[Data listing]
◇ ◇ ◇ ◇ ◇

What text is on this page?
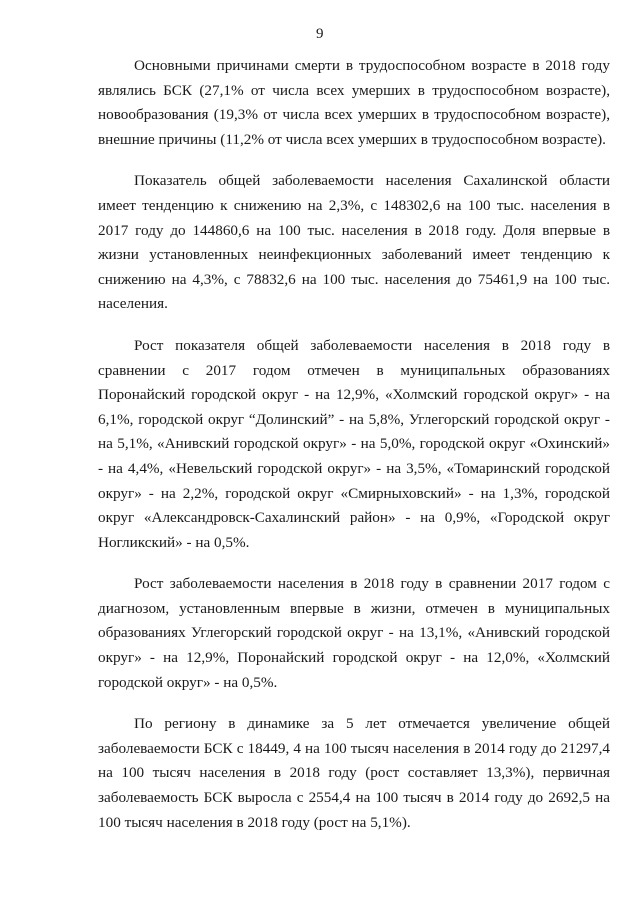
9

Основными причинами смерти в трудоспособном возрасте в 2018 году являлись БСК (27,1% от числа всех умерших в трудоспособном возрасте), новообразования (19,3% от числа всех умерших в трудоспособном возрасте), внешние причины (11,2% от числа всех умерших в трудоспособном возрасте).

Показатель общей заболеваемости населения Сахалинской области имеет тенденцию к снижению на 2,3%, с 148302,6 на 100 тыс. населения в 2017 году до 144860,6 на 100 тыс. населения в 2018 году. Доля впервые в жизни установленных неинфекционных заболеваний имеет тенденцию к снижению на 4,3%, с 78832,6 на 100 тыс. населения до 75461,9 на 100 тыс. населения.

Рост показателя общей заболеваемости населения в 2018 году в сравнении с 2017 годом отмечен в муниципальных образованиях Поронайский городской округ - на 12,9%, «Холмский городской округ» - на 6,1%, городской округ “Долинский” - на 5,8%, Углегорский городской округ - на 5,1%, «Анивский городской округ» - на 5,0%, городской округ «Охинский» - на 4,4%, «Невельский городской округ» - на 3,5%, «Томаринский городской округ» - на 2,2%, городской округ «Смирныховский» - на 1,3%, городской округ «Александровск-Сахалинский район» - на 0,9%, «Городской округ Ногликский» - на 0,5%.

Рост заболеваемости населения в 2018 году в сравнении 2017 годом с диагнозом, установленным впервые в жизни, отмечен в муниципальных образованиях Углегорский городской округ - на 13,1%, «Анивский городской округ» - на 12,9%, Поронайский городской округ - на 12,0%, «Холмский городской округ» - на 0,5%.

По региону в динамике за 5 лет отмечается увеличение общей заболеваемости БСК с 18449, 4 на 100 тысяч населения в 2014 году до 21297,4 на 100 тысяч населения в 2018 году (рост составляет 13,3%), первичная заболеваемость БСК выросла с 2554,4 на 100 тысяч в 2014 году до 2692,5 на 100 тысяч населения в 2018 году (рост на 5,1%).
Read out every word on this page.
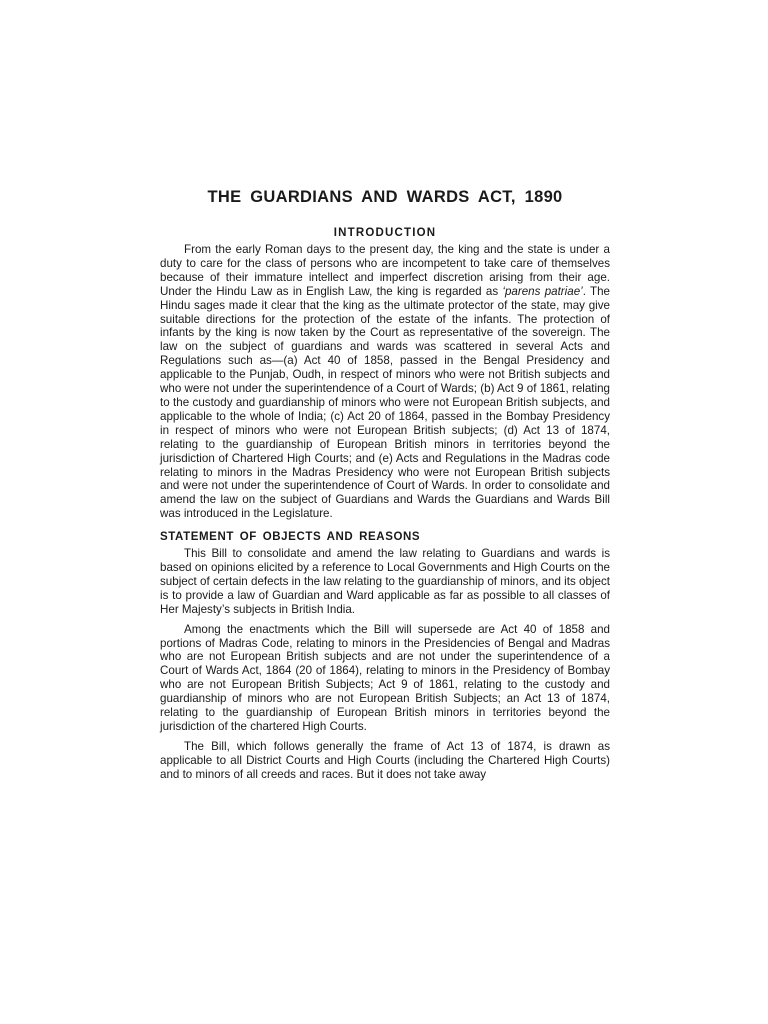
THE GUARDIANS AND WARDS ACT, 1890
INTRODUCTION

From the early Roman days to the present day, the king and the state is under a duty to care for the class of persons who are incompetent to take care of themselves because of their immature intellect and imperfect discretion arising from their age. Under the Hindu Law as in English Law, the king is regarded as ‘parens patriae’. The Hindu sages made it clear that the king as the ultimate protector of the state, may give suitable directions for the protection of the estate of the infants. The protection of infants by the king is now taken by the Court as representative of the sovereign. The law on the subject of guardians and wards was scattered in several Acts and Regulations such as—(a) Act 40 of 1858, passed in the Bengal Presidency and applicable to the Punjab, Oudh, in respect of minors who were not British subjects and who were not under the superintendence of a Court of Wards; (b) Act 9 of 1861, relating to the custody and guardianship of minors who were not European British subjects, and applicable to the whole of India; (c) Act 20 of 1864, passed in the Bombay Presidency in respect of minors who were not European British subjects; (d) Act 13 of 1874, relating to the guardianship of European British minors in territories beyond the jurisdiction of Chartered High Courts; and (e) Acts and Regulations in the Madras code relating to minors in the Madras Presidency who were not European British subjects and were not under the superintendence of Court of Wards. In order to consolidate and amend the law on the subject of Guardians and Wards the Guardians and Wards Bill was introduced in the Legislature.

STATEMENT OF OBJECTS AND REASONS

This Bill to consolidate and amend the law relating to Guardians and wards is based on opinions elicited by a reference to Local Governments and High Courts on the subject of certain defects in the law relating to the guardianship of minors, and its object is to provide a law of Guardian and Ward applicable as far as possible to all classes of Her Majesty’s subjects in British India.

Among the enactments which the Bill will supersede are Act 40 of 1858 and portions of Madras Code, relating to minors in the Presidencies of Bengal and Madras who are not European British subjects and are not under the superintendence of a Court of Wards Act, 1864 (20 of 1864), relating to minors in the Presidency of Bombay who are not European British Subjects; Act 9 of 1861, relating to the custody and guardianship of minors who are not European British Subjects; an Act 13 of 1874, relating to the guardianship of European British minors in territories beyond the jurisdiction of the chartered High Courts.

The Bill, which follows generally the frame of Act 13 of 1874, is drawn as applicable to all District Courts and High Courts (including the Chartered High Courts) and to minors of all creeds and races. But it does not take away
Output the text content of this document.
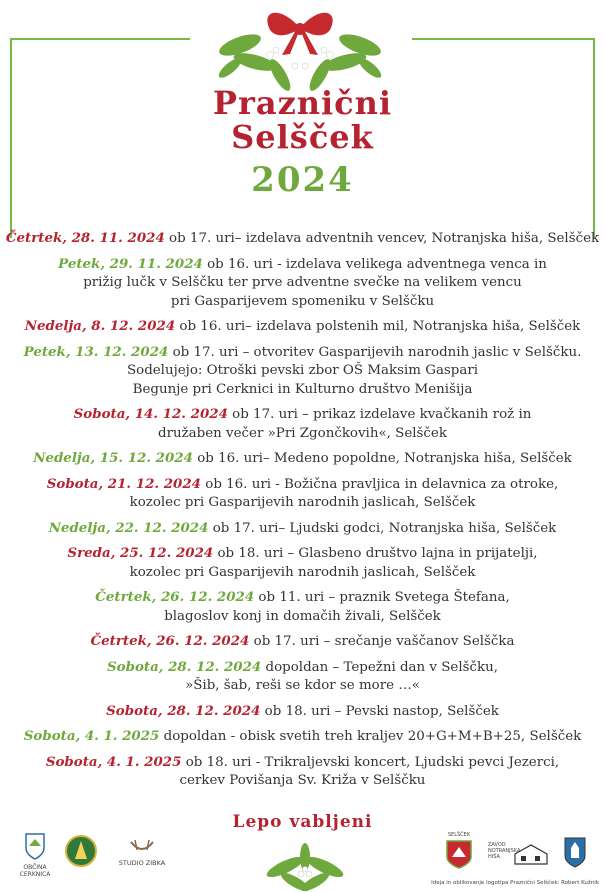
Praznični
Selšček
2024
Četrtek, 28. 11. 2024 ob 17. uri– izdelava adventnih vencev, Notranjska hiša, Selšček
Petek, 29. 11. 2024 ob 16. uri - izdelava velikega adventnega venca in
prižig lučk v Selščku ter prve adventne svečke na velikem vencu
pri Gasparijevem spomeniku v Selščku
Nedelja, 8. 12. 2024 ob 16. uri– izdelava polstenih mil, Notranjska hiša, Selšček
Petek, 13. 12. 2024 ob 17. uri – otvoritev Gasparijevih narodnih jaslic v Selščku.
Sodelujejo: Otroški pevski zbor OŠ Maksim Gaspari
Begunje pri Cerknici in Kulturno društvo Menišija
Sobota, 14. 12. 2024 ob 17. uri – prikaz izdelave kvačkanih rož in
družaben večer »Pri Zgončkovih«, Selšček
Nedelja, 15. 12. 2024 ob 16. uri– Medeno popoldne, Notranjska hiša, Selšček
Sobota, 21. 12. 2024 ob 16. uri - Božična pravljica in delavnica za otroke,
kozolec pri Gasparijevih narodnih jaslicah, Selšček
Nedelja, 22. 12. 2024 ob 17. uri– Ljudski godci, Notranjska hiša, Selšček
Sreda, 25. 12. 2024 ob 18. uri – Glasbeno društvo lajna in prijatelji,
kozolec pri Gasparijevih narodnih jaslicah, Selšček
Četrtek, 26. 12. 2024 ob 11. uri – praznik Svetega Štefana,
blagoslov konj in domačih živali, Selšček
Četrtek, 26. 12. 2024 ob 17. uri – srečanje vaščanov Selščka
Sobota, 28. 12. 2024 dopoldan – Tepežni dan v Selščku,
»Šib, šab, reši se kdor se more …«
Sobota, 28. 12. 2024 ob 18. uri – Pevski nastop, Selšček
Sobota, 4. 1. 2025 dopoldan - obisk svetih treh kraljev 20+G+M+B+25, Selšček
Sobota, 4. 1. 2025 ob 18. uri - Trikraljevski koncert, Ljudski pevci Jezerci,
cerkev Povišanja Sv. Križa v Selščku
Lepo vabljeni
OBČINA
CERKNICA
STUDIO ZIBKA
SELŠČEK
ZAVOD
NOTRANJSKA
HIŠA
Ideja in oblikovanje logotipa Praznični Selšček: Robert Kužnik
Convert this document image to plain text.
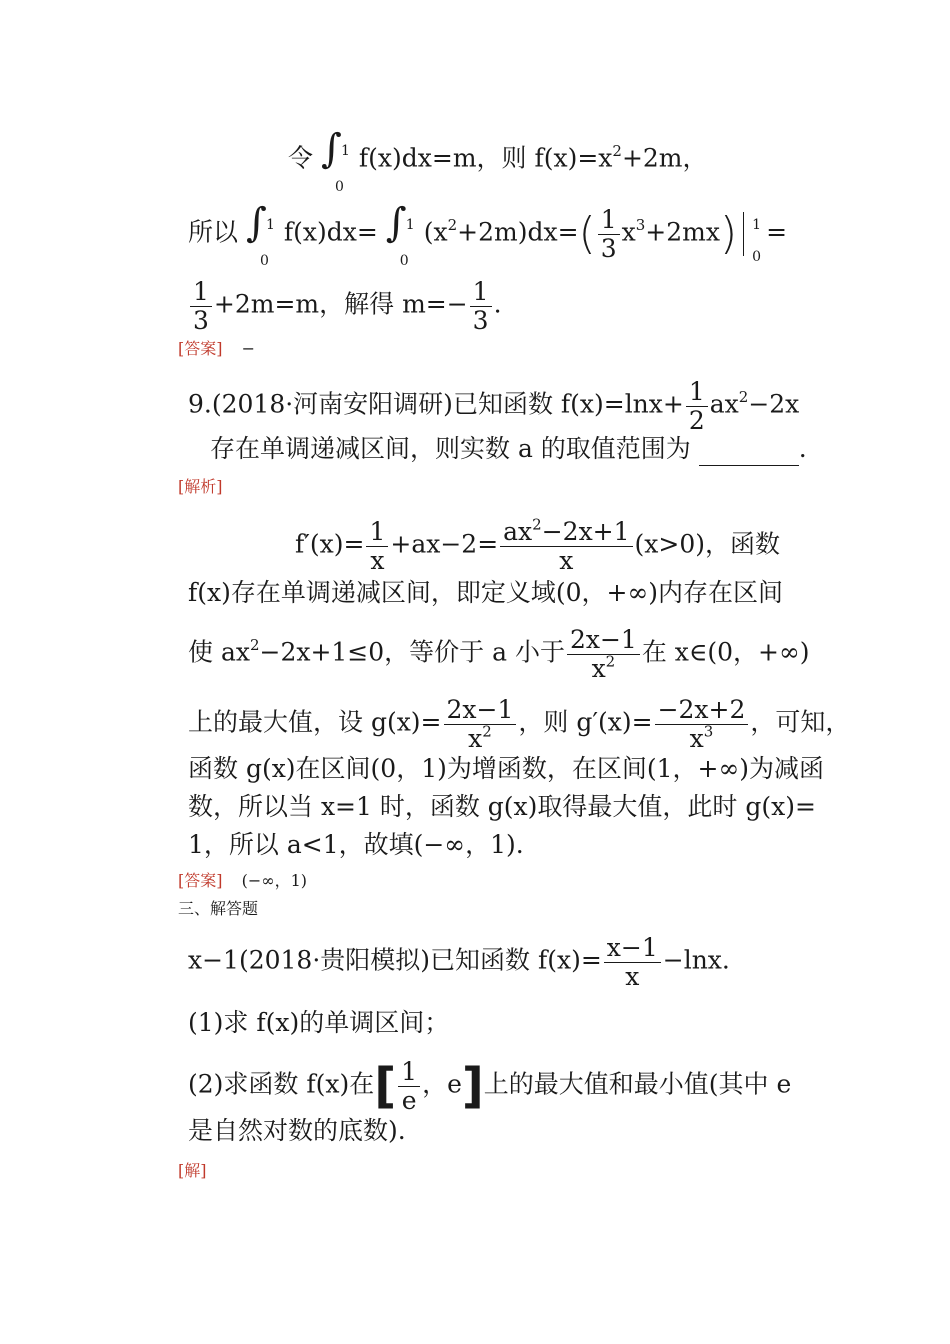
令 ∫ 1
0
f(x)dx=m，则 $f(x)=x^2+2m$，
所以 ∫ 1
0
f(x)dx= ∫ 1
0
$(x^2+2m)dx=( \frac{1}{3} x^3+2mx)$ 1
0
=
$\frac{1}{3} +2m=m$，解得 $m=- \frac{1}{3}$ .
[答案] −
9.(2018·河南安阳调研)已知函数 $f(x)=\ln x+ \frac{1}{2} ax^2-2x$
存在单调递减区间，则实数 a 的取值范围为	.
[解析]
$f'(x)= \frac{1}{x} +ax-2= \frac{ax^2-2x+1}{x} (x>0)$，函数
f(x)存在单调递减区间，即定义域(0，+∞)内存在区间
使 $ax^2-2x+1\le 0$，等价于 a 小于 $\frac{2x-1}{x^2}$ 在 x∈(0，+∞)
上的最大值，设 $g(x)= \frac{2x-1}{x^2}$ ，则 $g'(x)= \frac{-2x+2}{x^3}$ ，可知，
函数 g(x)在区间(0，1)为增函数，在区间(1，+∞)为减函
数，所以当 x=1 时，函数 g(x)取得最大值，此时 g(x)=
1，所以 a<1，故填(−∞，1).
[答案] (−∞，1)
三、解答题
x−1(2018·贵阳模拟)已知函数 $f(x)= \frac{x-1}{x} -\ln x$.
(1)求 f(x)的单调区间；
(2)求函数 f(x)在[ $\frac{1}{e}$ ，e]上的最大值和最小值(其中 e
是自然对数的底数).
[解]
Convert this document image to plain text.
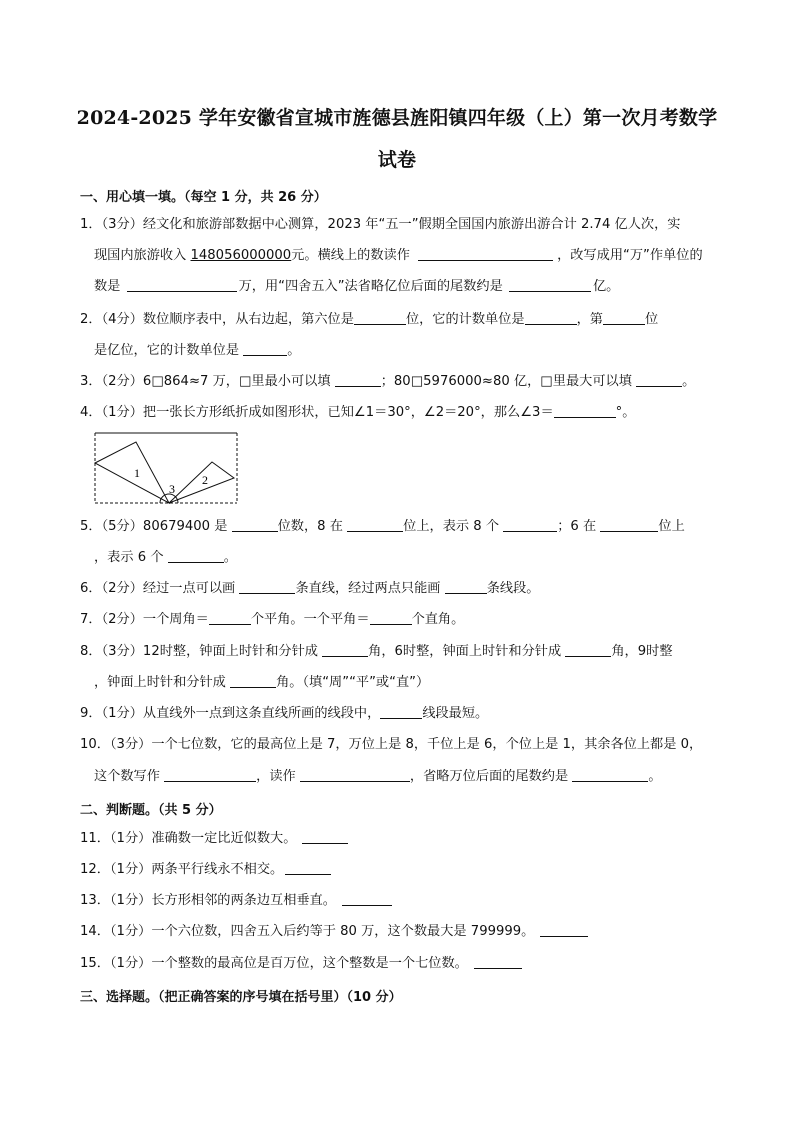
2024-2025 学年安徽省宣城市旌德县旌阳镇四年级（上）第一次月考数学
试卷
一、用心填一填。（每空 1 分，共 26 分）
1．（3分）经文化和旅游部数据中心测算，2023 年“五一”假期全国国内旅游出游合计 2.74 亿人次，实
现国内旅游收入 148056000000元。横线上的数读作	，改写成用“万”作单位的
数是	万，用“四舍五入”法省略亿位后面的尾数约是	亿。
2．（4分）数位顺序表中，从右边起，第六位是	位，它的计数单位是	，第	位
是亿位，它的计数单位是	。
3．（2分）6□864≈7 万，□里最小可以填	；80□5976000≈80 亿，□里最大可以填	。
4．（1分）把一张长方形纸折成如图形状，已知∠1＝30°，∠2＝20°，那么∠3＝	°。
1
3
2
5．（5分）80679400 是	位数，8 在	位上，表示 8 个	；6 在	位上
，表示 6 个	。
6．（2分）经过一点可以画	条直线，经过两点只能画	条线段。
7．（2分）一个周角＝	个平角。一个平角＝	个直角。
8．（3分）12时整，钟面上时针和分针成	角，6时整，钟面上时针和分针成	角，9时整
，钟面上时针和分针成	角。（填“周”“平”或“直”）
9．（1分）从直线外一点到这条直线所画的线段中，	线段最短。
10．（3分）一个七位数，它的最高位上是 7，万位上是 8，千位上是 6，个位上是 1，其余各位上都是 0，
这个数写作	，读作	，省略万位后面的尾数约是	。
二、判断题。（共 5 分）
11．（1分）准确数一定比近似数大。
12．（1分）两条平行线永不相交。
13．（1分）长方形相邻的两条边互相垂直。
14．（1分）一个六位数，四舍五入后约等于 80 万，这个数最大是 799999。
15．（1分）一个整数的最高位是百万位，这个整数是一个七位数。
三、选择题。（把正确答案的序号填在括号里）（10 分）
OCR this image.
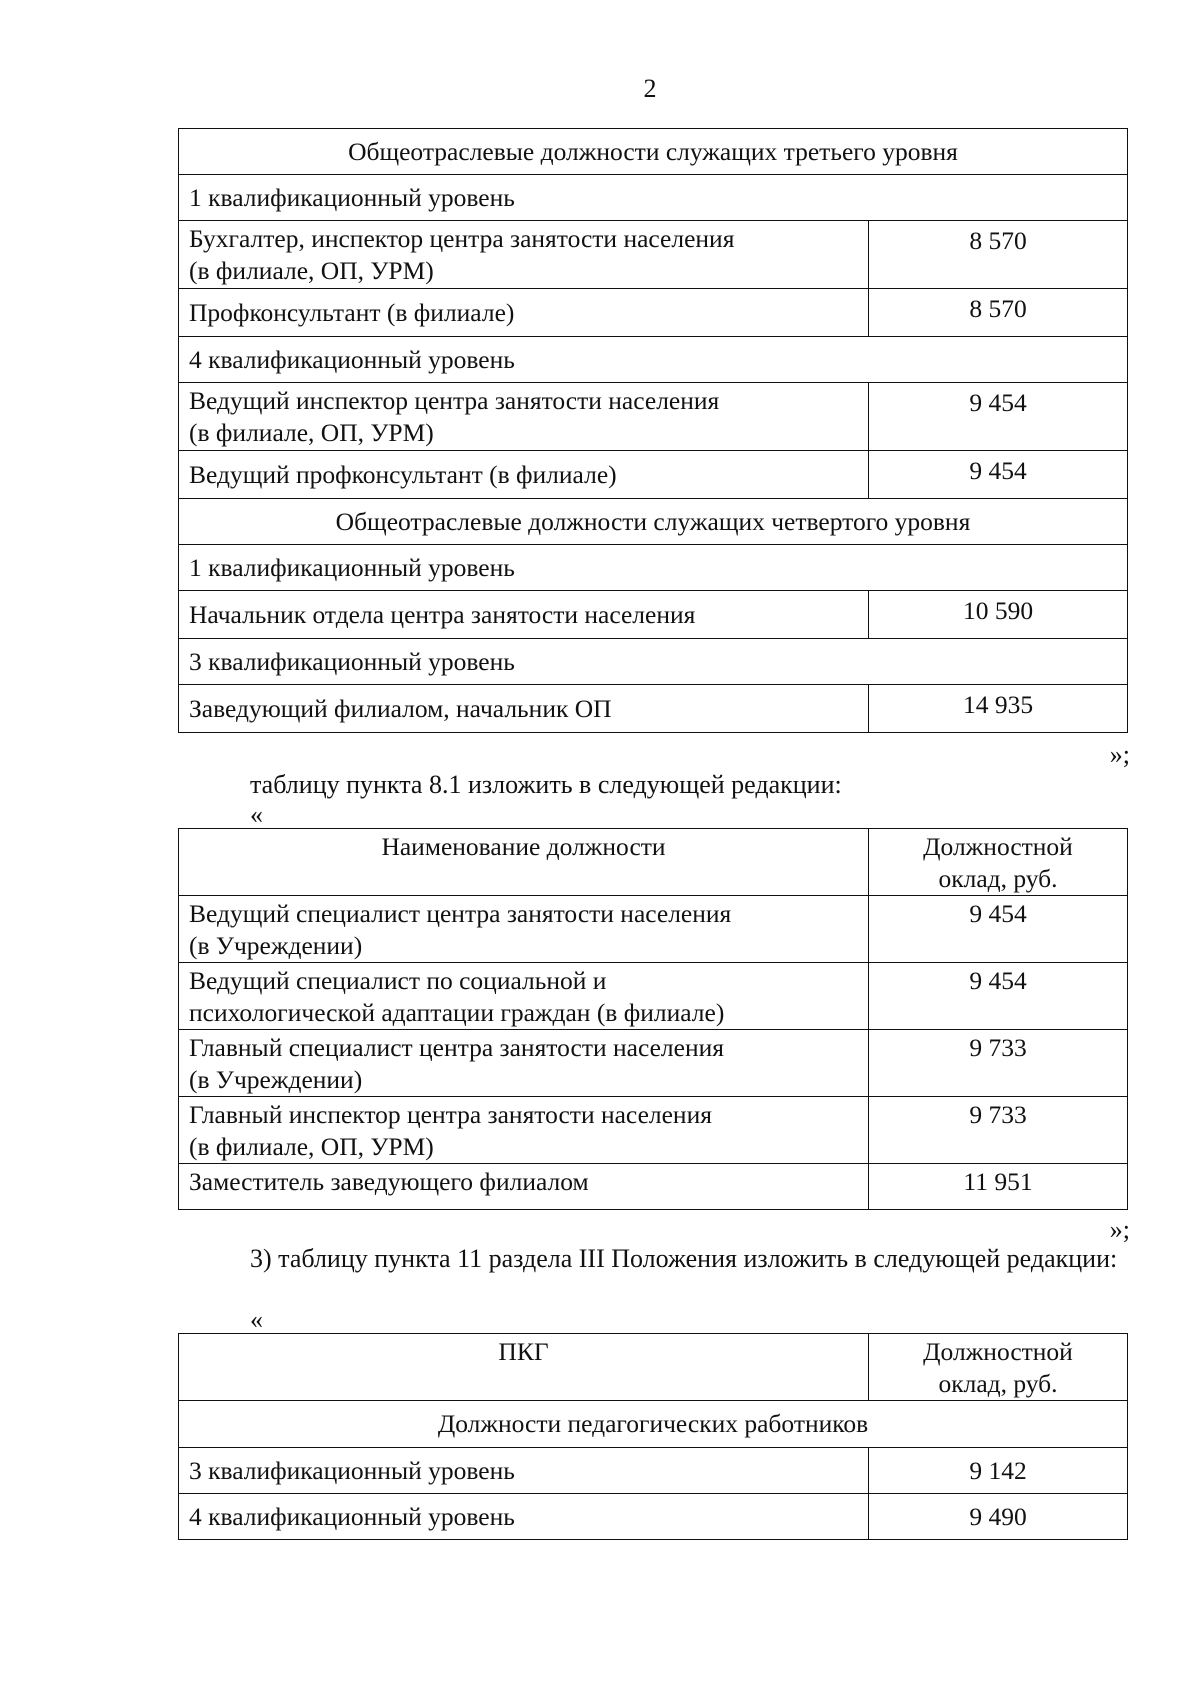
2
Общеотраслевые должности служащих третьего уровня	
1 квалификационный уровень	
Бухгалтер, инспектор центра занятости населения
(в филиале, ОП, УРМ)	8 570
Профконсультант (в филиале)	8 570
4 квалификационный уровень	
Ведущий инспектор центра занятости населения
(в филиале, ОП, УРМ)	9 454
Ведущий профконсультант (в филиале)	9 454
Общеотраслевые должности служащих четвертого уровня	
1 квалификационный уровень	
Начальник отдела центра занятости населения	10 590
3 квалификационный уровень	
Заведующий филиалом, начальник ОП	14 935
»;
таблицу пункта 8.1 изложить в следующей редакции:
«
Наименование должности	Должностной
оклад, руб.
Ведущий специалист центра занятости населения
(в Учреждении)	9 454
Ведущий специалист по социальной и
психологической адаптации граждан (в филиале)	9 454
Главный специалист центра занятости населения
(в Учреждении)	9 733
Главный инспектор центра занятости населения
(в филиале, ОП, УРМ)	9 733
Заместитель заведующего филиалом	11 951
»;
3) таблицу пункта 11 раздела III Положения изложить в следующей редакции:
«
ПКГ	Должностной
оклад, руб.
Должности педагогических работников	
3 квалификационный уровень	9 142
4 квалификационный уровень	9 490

◇ ◇ ◇ ◇ ◇

■ Work required
For this exercise, gather every line of the data that contains the word "центра".

■ Exercise result
Бухгалтер, инспектор центра занятости населения
Ведущий инспектор центра занятости населения
Начальник отдела центра занятости населения	10 590
Ведущий специалист центра занятости населения
Главный специалист центра занятости населения
Главный инспектор центра занятости населения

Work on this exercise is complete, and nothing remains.